SOURCE DATA:
++++++++++++++++++++
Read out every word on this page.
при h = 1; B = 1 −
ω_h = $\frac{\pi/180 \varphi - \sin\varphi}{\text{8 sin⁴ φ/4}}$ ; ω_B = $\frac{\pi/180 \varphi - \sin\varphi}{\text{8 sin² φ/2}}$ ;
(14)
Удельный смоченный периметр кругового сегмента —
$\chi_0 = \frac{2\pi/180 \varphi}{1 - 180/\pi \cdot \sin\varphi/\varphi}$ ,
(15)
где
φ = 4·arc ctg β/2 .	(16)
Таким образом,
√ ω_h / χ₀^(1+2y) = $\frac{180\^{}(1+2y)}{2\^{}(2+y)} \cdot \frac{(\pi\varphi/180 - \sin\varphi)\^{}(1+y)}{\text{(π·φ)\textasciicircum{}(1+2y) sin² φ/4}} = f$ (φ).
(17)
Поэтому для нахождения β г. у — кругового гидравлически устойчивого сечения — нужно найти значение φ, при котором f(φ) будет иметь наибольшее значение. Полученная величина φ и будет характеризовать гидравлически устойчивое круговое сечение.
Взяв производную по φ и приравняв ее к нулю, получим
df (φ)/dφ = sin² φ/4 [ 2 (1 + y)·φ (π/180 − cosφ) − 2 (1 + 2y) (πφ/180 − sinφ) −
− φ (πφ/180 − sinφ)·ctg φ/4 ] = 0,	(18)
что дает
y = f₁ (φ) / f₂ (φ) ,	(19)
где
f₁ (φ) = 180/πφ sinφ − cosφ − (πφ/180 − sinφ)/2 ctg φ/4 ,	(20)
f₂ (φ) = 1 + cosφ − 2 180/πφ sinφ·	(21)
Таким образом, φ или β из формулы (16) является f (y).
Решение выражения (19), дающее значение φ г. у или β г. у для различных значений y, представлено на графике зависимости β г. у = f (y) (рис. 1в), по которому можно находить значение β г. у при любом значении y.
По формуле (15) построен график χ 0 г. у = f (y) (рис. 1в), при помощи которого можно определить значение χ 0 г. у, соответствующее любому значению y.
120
++++++++++++++++++++
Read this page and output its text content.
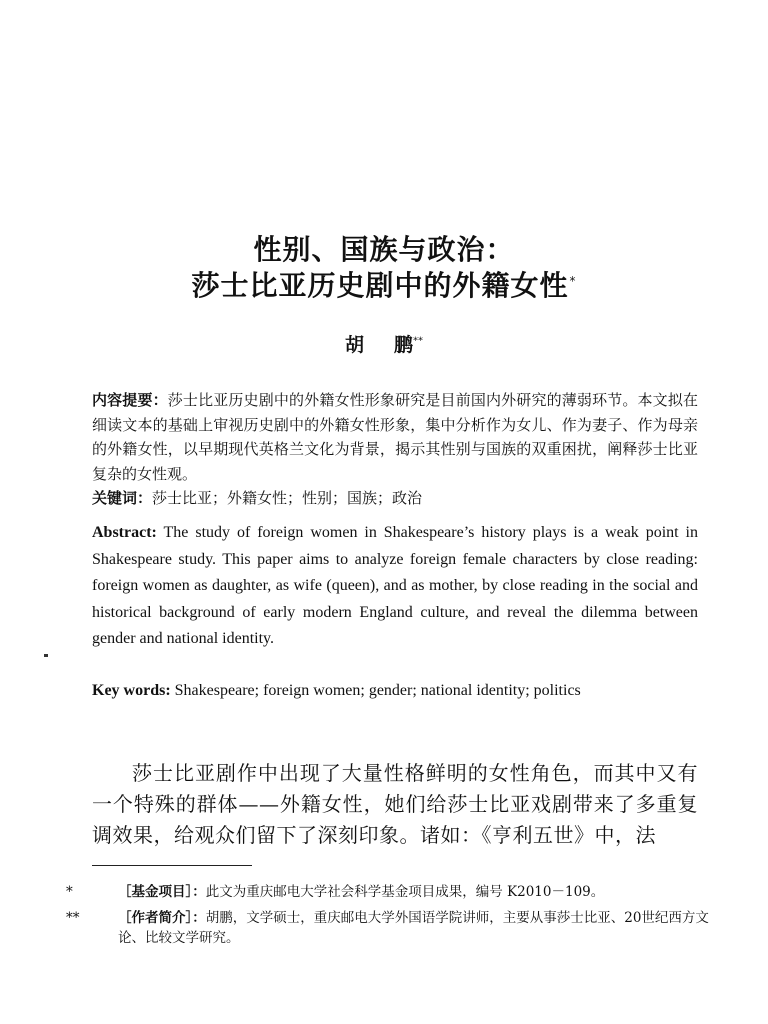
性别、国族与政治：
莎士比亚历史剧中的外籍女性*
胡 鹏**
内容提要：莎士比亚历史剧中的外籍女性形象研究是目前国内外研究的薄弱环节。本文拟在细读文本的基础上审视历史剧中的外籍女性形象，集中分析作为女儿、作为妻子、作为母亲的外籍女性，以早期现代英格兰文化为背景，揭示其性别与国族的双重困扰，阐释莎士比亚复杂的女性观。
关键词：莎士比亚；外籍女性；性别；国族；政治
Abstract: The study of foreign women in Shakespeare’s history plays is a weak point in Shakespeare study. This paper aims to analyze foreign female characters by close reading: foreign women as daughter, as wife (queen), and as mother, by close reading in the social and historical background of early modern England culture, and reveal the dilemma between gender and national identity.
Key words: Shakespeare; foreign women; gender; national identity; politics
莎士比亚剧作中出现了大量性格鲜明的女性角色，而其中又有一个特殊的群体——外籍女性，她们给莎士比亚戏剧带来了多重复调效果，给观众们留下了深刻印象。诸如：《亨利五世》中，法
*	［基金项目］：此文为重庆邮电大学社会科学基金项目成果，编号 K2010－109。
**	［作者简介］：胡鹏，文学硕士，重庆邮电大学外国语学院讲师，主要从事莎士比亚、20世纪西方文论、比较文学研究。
++++++++++++++++++++
WORK INSTRUCTIONS:
Go through the records above and copy every line with the word "varphi".

RESPONSE TO THIS TASK:
ω_h = $\frac{\pi/180 \varphi - \sin\varphi}{\text{8 sin⁴ φ/4}}$ ; ω_B = $\frac{\pi/180 \varphi - \sin\varphi}{\text{8 sin² φ/2}}$ ;
$\chi_0 = \frac{2\pi/180 \varphi}{1 - 180/\pi \cdot \sin\varphi/\varphi}$ ,
√ ω_h / χ₀^(1+2y) = $\frac{180\^{}(1+2y)}{2\^{}(2+y)} \cdot \frac{(\pi\varphi/180 - \sin\varphi)\^{}(1+y)}{\text{(π·φ)\textasciicircum{}(1+2y) sin² φ/4}} = f$ (φ).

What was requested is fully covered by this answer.